#### Aim of the exercise
Wherever the word "publice" appears in the entries, copy the whole line.

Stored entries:
>> START

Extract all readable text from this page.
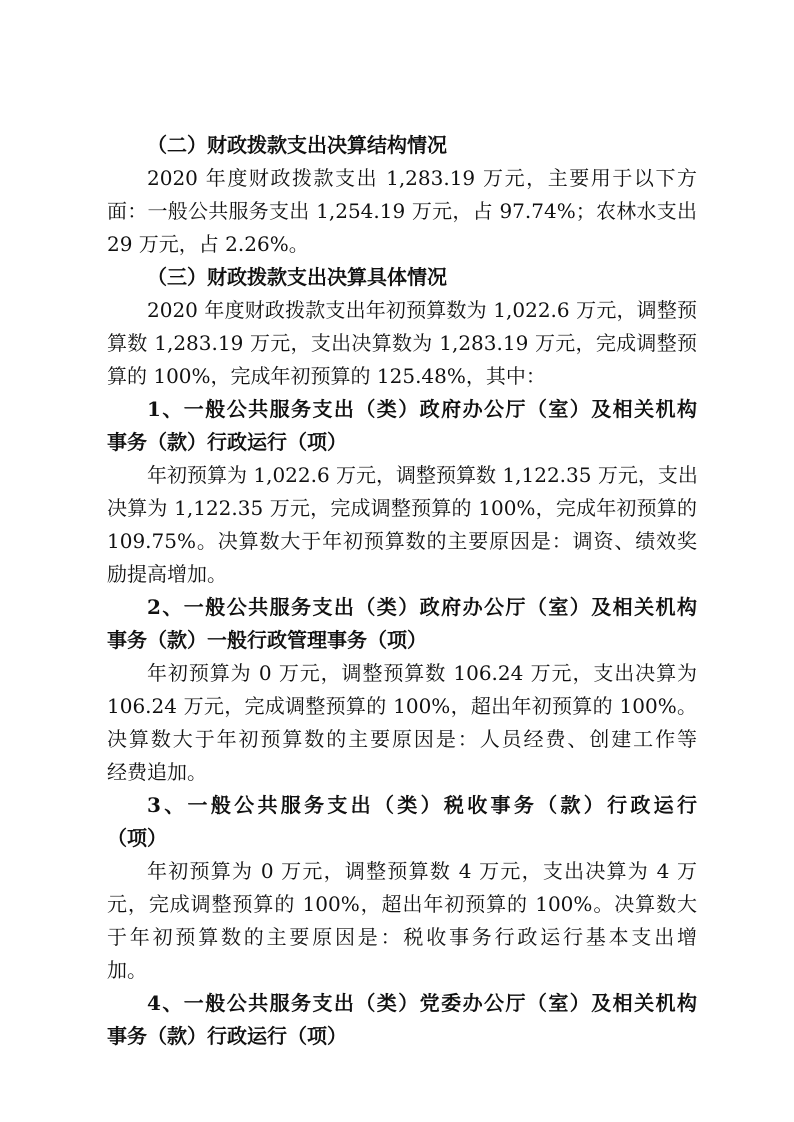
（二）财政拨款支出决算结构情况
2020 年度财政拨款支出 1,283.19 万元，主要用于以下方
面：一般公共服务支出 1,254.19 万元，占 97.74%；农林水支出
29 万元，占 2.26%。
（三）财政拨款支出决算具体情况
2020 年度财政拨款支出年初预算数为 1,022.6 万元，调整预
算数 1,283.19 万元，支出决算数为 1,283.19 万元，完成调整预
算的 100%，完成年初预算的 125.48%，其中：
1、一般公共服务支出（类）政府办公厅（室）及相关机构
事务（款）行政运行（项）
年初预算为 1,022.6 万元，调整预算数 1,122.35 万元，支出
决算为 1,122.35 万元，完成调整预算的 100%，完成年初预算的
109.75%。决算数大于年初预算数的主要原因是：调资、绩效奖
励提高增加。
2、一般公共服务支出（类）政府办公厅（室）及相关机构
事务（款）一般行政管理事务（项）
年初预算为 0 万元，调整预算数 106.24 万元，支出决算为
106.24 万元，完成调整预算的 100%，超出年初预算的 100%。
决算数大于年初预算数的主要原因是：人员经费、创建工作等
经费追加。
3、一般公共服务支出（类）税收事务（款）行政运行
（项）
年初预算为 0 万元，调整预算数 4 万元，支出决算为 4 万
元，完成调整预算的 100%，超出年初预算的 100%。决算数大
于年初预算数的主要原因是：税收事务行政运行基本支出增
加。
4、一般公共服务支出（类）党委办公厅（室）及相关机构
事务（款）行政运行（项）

>> END
>> START

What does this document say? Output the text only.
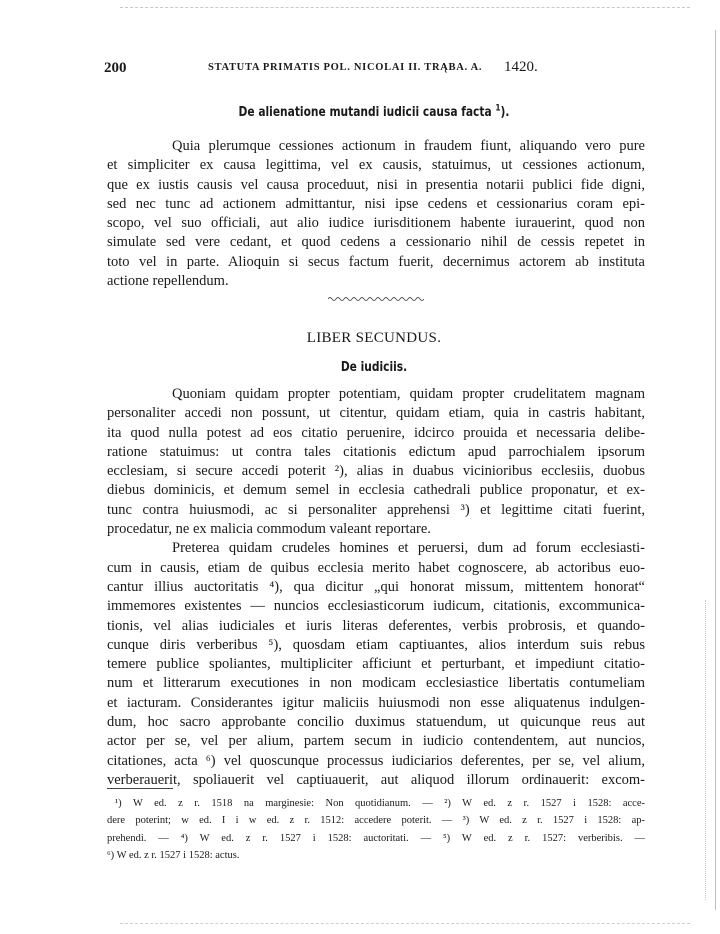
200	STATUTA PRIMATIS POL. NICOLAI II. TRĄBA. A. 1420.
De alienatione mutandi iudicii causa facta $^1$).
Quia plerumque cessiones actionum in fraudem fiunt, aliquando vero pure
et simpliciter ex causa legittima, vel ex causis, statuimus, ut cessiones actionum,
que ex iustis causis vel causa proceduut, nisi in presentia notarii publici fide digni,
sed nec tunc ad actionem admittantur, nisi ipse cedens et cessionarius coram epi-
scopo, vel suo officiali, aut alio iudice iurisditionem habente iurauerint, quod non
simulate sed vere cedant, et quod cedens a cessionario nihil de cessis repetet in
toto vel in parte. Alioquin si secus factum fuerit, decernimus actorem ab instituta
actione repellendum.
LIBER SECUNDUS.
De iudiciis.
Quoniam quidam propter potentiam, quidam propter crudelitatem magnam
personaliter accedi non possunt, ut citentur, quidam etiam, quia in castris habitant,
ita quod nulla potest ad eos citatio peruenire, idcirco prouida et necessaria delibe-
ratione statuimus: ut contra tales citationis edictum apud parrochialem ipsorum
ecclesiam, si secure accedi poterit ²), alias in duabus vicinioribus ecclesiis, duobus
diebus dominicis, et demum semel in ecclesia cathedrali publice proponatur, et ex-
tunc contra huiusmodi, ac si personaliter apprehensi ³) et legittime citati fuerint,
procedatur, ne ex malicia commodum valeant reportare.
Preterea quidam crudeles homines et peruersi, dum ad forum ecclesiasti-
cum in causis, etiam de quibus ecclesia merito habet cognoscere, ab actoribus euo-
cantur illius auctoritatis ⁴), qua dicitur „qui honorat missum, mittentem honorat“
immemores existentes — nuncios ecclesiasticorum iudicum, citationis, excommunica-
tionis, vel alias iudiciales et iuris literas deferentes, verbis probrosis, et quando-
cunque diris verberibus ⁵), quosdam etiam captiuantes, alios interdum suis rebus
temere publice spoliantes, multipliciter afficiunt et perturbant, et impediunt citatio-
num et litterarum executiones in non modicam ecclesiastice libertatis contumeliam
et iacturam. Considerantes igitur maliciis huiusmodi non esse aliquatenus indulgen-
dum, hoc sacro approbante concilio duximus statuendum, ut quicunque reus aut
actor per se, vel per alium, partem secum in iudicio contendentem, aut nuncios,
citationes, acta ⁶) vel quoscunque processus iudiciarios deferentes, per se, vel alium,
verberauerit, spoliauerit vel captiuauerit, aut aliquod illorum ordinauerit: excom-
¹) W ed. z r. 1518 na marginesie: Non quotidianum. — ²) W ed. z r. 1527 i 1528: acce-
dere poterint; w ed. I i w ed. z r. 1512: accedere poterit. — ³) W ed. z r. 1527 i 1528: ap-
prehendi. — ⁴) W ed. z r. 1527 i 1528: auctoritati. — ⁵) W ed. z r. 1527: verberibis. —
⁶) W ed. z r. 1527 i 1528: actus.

>> END

#### Task output
diebus dominicis, et demum semel in ecclesia cathedrali publice proponatur, et ex-
temere publice spoliantes, multipliciter afficiunt et perturbant, et impediunt citatio-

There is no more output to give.